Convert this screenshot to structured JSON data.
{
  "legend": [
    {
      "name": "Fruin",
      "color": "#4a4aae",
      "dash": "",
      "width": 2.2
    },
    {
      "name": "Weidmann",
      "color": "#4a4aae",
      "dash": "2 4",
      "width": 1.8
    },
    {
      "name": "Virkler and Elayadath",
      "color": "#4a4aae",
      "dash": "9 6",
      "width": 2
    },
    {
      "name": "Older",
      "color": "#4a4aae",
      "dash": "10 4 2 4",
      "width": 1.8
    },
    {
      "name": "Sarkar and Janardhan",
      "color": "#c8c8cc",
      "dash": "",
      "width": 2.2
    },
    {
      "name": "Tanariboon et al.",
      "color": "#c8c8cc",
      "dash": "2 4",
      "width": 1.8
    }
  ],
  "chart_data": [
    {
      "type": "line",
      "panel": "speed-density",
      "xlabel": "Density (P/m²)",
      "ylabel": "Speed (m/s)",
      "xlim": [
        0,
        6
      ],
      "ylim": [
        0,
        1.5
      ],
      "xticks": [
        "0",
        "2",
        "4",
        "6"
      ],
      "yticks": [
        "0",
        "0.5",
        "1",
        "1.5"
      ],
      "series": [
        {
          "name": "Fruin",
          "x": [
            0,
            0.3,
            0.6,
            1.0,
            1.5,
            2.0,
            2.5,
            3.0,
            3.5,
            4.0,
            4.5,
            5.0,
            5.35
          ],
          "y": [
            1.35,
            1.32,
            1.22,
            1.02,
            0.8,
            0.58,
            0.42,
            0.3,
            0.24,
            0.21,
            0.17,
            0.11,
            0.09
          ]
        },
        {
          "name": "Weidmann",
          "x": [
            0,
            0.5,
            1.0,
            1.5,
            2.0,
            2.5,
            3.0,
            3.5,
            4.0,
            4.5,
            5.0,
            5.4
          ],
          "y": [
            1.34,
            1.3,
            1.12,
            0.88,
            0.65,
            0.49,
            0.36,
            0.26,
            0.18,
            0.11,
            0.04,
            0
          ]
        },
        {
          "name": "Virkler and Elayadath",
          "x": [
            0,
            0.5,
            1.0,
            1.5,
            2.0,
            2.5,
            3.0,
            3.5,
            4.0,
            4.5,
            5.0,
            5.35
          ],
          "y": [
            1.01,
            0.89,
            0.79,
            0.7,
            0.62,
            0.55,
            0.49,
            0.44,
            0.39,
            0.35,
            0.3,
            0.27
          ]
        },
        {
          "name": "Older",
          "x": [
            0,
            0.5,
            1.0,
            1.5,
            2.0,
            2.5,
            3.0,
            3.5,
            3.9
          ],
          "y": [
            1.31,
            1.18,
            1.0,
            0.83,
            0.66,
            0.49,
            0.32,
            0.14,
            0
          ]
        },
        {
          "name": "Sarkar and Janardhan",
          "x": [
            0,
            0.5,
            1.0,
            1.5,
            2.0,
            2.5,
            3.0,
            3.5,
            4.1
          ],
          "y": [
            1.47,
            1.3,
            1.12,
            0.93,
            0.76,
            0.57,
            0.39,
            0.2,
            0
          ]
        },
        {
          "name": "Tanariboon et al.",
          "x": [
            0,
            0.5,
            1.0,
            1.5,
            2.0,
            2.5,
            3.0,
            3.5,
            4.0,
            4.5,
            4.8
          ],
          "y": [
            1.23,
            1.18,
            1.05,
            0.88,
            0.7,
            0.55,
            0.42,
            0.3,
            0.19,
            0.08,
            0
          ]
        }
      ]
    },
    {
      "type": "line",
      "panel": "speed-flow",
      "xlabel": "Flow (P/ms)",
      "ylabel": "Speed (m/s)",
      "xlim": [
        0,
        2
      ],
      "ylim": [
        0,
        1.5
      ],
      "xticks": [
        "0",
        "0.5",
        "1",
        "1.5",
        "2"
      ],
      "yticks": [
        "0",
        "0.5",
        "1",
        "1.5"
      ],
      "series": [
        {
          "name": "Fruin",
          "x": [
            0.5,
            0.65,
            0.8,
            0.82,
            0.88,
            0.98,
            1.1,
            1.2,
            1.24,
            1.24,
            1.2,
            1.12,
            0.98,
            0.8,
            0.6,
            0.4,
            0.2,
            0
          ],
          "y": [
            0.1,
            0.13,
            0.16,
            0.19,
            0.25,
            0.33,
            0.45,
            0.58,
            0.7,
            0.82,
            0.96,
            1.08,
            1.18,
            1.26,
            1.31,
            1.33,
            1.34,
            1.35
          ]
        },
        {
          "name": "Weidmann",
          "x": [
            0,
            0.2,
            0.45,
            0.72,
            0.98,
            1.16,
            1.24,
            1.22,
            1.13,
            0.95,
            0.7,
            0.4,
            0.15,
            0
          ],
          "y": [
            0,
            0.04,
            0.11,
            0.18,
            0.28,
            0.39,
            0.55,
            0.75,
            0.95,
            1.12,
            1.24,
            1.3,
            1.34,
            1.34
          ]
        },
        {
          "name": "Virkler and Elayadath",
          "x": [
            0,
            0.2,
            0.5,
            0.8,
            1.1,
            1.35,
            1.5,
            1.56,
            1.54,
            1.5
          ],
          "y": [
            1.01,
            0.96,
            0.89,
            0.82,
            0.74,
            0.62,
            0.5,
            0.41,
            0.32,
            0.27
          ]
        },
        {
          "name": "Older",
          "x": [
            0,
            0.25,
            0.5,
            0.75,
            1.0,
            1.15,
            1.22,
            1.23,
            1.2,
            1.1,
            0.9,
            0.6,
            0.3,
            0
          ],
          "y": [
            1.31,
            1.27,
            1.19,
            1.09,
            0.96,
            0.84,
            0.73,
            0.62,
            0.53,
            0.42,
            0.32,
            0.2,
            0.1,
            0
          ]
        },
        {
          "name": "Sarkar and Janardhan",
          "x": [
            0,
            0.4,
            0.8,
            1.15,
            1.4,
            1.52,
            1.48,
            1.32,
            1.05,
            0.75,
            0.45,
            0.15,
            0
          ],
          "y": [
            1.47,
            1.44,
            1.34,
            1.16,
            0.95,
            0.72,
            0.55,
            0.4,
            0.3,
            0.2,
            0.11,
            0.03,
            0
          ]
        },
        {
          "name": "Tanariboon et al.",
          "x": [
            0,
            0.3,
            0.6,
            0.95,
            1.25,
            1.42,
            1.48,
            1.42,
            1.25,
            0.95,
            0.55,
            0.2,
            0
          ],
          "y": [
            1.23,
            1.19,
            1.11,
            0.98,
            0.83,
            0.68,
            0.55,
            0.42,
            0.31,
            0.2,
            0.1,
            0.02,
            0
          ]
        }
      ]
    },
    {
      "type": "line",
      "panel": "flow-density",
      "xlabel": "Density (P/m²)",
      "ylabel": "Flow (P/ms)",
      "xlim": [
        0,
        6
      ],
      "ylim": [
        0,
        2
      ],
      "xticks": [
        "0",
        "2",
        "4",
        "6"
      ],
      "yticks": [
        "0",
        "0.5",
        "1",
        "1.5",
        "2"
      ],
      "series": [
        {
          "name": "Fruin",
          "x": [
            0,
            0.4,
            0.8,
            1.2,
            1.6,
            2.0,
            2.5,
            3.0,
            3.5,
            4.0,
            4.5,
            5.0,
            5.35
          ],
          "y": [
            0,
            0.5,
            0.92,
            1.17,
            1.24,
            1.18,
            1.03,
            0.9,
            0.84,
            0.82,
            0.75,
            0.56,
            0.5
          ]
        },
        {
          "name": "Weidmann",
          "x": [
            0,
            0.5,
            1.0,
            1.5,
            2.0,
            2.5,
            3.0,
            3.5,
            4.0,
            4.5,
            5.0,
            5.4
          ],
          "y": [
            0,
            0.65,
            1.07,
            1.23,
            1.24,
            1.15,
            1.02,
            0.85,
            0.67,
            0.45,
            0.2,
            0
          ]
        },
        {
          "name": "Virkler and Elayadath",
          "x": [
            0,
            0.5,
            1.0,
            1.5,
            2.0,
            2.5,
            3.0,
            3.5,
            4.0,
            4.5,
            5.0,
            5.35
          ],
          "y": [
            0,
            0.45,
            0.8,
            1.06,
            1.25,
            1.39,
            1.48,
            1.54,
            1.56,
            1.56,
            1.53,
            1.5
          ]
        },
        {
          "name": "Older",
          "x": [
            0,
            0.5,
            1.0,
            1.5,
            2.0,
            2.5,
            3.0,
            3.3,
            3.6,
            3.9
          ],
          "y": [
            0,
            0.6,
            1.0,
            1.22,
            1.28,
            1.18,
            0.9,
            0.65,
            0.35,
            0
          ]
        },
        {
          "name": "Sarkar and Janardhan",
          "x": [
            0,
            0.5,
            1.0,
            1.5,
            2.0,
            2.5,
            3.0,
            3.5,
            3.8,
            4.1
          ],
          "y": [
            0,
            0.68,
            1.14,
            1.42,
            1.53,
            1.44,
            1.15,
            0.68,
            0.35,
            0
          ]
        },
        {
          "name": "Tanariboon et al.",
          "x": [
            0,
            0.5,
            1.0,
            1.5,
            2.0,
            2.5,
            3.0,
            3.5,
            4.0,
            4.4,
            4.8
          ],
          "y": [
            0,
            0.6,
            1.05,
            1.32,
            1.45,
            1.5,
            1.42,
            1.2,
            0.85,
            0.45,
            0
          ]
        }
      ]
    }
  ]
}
++++
== DIRECTION ==
Only a number is wanted: how many lines of the data above contain "panel"?

== REPLY TO THE EXERCISE ==
3